**GIVEN INFORMATION**.
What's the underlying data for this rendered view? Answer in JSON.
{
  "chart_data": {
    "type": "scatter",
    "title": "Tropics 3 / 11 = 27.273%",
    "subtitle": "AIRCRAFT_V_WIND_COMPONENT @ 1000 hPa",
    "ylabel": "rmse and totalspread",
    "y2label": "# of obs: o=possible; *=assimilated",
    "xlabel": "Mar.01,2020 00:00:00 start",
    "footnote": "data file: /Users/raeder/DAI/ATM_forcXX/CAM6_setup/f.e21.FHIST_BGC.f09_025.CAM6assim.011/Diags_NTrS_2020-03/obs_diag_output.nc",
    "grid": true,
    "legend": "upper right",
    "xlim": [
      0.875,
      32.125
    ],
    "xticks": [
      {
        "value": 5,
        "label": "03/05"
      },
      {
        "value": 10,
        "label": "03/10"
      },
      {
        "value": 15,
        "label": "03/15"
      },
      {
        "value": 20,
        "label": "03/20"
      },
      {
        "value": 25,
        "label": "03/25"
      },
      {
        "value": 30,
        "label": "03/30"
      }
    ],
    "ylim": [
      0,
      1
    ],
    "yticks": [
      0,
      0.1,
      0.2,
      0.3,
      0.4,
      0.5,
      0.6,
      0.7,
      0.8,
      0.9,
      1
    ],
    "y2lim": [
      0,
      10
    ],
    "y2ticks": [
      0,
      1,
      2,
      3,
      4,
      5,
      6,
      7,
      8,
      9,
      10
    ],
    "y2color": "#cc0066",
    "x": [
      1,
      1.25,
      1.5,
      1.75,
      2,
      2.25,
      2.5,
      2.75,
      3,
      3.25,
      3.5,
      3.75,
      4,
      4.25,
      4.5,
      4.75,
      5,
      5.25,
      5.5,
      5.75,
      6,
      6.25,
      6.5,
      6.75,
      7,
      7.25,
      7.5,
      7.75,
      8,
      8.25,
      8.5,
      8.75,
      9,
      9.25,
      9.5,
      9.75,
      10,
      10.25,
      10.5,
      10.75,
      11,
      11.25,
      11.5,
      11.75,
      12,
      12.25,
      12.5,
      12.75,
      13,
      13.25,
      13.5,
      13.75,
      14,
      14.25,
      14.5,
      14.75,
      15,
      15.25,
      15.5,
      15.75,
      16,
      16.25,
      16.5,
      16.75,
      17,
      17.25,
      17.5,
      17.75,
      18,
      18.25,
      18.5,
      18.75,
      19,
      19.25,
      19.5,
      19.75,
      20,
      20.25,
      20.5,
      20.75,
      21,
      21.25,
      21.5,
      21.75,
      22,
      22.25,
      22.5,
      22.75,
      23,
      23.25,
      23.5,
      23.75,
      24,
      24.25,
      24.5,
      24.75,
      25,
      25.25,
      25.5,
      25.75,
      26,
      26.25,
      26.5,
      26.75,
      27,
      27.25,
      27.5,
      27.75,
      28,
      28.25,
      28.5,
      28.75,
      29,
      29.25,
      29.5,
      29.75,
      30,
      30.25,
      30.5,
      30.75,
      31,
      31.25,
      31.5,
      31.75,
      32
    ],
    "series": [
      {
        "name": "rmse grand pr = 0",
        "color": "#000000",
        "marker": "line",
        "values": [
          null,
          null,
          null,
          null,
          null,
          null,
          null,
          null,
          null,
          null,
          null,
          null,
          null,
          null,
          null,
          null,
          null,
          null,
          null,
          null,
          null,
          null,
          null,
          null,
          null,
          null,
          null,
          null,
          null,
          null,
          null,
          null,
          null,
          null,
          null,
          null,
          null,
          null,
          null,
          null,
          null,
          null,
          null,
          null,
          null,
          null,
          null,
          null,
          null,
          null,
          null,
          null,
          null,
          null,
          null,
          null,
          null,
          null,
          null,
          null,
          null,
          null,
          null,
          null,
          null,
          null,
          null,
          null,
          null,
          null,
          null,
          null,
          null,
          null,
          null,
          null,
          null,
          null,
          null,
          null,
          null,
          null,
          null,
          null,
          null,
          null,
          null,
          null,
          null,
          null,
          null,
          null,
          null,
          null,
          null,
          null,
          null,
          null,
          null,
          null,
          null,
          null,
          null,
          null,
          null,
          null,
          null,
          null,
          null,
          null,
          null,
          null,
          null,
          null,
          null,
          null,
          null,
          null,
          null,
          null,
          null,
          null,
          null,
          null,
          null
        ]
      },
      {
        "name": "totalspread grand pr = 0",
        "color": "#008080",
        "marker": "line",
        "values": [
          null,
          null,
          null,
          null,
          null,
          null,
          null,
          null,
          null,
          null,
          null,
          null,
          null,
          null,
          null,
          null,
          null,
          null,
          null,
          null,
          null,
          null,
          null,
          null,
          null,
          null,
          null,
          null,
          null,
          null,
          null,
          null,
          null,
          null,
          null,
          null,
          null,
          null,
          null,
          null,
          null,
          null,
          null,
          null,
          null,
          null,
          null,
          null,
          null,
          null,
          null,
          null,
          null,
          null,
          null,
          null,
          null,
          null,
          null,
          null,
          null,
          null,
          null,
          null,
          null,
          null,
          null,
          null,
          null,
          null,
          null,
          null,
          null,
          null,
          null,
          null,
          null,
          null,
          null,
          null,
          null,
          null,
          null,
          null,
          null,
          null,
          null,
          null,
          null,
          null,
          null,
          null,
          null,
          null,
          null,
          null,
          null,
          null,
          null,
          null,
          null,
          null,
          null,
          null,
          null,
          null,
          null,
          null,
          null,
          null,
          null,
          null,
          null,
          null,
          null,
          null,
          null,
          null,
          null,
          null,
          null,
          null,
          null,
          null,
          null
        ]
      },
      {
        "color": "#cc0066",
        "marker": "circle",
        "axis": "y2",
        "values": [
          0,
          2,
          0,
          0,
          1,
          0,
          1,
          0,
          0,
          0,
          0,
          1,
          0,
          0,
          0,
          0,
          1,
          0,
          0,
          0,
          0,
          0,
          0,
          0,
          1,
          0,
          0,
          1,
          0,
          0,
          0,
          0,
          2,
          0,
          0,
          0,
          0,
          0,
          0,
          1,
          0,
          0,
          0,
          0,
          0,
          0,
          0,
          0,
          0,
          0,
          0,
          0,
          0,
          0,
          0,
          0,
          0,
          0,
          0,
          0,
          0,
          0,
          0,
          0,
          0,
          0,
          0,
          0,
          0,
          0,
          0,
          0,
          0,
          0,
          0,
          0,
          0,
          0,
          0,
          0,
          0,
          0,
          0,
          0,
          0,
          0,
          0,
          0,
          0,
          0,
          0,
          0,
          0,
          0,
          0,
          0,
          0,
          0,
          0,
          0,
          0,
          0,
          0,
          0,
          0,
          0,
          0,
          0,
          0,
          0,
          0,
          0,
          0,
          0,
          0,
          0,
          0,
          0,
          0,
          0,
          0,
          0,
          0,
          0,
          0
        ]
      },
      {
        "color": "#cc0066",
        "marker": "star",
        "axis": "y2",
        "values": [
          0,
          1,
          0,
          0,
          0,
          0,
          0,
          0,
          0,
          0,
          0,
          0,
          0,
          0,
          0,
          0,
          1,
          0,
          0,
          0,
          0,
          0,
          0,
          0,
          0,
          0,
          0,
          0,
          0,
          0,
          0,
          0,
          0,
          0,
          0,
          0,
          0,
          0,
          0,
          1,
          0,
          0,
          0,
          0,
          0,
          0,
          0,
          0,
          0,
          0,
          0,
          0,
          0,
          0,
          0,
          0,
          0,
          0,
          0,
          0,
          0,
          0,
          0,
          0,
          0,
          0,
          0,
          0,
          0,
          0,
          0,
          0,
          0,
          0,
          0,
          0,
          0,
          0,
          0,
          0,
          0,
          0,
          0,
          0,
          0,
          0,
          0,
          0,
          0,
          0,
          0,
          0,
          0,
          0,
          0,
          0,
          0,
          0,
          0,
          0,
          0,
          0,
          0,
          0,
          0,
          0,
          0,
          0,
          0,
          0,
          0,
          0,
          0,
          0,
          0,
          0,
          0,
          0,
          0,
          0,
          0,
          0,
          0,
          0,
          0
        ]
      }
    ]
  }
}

**WRITTEN TASK**. Take every line from the data above that holds "totalspread" and copy it out.

**RESPONSE TO THE TASK**.
    "ylabel": "rmse and totalspread",
        "name": "totalspread grand pr = 0",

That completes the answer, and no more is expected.